Si les gouvernements de Luis Herrera Campins (1979-1984) et de Jaime Lusinchi (1984-89) tenteront tous deux de mener certaines contre-réformes néolibérales, il ne s’agira pas strico sensu d’une politique orthodoxe, produit d’un accord formel avec le Fonds monétaire international (FMI). C’est Carlos Andres Pérez qui imposera le premier un véritable plan d’ajustement structurel à la population vénézuélienne.

**Liste des entrées**
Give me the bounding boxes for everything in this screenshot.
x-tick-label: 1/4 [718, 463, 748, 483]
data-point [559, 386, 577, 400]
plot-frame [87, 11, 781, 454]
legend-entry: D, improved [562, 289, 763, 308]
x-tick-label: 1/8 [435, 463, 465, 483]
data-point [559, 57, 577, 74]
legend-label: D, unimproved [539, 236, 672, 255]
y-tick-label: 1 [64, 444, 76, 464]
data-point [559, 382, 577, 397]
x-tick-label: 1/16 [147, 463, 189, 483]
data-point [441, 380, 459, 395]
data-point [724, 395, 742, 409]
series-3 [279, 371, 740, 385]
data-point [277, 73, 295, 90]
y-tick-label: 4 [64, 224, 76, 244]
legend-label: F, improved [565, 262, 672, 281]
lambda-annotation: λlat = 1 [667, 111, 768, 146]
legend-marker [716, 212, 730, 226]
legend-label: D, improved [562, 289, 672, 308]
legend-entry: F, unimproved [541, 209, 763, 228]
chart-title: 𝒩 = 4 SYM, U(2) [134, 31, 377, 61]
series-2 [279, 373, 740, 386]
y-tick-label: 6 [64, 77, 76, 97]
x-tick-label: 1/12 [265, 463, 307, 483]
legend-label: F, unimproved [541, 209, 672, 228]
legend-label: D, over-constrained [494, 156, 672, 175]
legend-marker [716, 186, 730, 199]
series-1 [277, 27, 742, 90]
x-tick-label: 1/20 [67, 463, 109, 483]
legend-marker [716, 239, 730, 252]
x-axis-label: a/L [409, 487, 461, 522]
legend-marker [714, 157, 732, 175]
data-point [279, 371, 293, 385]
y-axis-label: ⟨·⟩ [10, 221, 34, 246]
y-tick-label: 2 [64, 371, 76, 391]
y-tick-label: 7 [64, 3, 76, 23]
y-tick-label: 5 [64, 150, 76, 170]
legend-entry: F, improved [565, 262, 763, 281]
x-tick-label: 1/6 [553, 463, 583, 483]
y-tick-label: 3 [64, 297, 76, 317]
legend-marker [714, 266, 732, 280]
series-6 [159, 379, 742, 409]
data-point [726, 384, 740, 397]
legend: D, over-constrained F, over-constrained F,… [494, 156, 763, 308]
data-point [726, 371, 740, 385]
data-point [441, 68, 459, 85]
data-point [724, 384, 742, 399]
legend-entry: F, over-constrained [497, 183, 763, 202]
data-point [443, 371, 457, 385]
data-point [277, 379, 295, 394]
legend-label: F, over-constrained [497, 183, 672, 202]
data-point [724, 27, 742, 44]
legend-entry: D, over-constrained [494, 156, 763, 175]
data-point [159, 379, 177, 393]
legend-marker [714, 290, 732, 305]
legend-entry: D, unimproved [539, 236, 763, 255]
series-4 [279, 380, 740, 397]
...
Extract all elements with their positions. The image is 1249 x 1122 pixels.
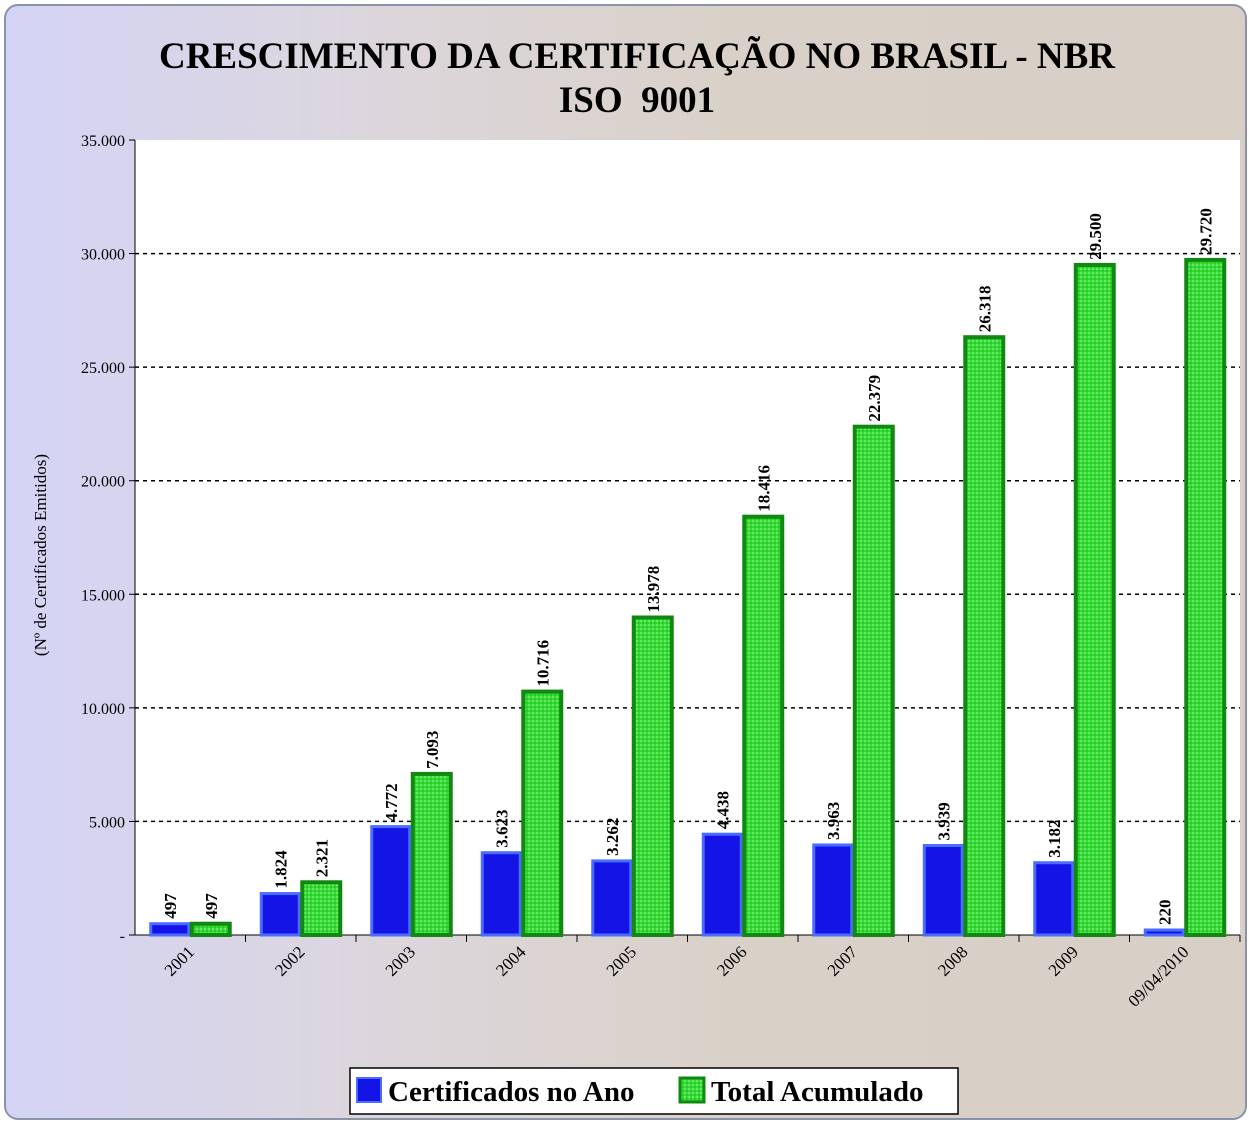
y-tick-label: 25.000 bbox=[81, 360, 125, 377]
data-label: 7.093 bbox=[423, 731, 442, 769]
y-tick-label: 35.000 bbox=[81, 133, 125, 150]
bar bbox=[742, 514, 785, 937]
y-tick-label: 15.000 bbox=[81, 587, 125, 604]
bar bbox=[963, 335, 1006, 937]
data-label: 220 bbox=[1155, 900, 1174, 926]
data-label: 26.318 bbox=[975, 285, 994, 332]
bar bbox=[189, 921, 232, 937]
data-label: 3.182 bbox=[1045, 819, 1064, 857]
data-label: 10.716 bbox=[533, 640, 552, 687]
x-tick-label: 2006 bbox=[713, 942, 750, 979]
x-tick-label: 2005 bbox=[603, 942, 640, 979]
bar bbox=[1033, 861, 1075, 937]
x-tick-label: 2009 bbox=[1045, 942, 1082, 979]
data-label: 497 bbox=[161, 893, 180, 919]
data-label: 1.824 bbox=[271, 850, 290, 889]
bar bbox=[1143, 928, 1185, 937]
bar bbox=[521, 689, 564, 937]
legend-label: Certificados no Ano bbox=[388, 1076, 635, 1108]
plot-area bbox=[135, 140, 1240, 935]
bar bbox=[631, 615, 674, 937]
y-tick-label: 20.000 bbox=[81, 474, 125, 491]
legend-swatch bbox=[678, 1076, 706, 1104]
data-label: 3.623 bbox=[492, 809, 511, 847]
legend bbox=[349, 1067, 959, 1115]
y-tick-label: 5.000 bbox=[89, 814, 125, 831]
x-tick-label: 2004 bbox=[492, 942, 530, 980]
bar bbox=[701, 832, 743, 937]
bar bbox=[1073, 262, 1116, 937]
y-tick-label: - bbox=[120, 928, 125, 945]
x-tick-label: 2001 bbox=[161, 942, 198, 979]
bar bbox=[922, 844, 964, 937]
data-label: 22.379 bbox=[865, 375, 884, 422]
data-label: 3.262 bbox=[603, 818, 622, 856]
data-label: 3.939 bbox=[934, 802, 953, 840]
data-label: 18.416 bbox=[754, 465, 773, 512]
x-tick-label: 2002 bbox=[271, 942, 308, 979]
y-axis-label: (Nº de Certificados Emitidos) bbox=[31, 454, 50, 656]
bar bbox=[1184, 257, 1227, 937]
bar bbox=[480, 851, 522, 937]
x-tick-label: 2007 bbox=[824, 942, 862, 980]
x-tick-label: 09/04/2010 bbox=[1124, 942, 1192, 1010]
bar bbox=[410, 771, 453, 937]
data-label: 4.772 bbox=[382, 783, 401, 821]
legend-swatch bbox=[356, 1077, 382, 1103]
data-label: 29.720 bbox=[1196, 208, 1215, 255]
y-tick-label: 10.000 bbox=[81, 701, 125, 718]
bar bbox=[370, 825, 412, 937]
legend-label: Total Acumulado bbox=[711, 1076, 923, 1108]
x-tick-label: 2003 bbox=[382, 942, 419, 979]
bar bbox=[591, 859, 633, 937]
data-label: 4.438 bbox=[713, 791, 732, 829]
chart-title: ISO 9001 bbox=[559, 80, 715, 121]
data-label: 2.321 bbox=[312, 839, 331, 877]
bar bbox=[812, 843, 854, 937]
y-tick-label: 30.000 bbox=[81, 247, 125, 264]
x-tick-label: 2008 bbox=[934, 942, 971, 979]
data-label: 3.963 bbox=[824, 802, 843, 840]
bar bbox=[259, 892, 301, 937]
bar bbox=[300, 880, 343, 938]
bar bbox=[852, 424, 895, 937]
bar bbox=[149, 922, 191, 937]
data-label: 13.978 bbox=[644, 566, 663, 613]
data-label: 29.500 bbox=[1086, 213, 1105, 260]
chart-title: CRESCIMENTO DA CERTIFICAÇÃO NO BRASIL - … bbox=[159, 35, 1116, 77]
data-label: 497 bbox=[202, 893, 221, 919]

**Consigne**
Poursuivez le texte sur les réformes néolibérales au Venezuela en partant de sa dernière phrase.

**Réponse**
En 1987, une mission du FMI arrive au Venezuela pour imposer ses directives. « L’habilité du Venezuela à obtenir de nouveaux financements extérieurs dépend du programme économique mené  », affirme les représentants de l’institution. CAP est réélu à la présidence du pays avec l’espoir d’un retour aux « glorieuses  » années 1970. Il prend ses fonctions le 4 février 1989. Douze jours plus tard, il annonce au pays son programme de « contre-réformes  », « el paquete  », c’est la politique du « Grand Virage  ». L’objectif proclamé est de passer d’une économie ayant comme centre de gravitation l’Etat, fortement dépendant des revenus pétroliers, à une économie de marché, ayant comme moteur les exportations privées.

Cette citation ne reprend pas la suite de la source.